> [Data to use]:
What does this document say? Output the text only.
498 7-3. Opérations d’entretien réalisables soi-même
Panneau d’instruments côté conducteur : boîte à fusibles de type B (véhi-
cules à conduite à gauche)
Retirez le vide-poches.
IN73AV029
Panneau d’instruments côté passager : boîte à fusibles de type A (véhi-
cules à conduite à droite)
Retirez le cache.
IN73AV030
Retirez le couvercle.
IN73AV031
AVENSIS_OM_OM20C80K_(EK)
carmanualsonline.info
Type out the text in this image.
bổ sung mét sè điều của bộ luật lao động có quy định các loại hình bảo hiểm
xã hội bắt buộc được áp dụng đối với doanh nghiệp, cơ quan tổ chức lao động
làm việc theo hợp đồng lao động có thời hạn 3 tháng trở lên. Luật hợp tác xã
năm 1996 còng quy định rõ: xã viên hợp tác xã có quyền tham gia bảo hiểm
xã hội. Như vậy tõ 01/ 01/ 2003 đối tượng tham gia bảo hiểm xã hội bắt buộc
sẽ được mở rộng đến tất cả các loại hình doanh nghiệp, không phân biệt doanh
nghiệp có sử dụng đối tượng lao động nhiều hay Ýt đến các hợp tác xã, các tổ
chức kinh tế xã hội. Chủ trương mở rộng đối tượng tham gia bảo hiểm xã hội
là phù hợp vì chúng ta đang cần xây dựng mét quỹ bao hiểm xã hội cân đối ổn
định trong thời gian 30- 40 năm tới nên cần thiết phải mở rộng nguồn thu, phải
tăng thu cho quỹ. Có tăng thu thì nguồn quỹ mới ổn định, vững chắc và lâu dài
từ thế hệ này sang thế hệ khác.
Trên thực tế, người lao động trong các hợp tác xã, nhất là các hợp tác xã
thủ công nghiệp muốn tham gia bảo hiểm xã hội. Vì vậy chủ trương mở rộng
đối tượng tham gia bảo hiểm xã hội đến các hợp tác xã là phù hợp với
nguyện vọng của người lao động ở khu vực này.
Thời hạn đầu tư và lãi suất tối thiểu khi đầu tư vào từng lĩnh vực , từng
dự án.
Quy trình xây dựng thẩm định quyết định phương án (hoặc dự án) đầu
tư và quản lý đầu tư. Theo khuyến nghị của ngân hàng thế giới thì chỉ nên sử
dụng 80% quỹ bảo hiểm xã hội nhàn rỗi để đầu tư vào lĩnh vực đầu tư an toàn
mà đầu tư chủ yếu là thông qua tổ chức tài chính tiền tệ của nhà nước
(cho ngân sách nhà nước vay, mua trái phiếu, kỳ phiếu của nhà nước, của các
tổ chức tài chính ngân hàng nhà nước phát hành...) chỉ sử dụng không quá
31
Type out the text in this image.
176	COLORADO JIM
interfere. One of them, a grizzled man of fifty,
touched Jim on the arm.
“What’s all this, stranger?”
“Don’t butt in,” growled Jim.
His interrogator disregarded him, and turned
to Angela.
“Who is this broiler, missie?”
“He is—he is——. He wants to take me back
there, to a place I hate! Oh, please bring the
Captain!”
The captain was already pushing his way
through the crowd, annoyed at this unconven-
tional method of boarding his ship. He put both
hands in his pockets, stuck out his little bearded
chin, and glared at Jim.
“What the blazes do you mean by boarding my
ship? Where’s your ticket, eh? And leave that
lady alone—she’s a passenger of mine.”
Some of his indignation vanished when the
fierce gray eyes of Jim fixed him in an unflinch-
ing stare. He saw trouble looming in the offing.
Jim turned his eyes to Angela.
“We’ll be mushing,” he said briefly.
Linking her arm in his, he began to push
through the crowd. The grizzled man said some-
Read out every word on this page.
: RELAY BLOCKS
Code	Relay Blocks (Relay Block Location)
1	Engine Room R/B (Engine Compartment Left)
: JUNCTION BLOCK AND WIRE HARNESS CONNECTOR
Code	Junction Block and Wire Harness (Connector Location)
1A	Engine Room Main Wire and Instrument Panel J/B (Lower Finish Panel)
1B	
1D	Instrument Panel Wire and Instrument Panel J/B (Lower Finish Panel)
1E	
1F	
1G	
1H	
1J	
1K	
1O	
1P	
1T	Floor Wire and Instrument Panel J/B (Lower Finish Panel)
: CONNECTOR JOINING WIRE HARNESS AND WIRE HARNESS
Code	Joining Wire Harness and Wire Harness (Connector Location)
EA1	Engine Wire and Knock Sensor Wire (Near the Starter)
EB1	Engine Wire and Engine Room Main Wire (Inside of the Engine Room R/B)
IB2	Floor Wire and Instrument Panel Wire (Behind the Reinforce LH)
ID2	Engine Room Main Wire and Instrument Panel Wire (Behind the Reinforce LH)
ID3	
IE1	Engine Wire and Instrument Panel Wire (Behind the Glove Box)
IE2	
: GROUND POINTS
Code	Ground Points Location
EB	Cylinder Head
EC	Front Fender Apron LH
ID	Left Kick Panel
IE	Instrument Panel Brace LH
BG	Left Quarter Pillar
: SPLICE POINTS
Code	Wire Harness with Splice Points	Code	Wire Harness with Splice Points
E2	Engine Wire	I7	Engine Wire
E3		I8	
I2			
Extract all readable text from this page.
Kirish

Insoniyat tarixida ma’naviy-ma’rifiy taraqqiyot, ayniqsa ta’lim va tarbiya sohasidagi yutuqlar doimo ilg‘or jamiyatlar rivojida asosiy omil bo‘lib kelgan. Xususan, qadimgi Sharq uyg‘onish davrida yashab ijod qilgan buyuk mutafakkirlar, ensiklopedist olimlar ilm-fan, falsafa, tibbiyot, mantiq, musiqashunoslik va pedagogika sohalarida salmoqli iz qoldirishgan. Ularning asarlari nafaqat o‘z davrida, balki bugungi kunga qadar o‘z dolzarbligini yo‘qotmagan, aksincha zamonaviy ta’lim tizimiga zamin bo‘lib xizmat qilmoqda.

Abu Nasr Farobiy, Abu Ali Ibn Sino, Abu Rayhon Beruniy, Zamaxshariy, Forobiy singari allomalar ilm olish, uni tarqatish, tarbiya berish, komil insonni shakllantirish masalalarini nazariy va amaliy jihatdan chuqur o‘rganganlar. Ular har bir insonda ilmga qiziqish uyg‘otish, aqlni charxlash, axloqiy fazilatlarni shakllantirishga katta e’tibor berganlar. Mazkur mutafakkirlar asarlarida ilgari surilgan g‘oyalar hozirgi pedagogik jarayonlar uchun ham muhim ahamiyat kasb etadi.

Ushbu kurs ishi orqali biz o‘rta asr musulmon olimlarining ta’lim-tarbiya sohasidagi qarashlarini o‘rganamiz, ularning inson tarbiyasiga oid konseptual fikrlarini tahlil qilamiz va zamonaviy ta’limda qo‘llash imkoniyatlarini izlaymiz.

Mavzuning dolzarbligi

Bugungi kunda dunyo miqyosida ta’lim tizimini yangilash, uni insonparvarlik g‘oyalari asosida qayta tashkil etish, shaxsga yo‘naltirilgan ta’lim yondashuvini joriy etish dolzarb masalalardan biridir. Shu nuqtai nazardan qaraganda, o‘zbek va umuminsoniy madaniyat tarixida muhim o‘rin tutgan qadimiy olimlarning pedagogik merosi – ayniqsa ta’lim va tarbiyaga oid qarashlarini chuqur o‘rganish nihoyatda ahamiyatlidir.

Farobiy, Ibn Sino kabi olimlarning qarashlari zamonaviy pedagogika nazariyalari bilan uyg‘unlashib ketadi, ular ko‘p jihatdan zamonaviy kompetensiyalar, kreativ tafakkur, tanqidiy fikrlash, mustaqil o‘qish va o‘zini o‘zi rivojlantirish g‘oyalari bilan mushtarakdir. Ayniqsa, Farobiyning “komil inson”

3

> [Goal of the exercise]: Scan the material above. Copy each line that holds the word "động".

> [Result of the task]:
bổ sung mét sè điều của bộ luật lao động có quy định các loại hình bảo hiểm
xã hội bắt buộc được áp dụng đối với doanh nghiệp, cơ quan tổ chức lao động
làm việc theo hợp đồng lao động có thời hạn 3 tháng trở lên. Luật hợp tác xã
nghiệp có sử dụng đối tượng lao động nhiều hay Ýt đến các hợp tác xã, các tổ
Trên thực tế, người lao động trong các hợp tác xã, nhất là các hợp tác xã
nguyện vọng của người lao động ở khu vực này.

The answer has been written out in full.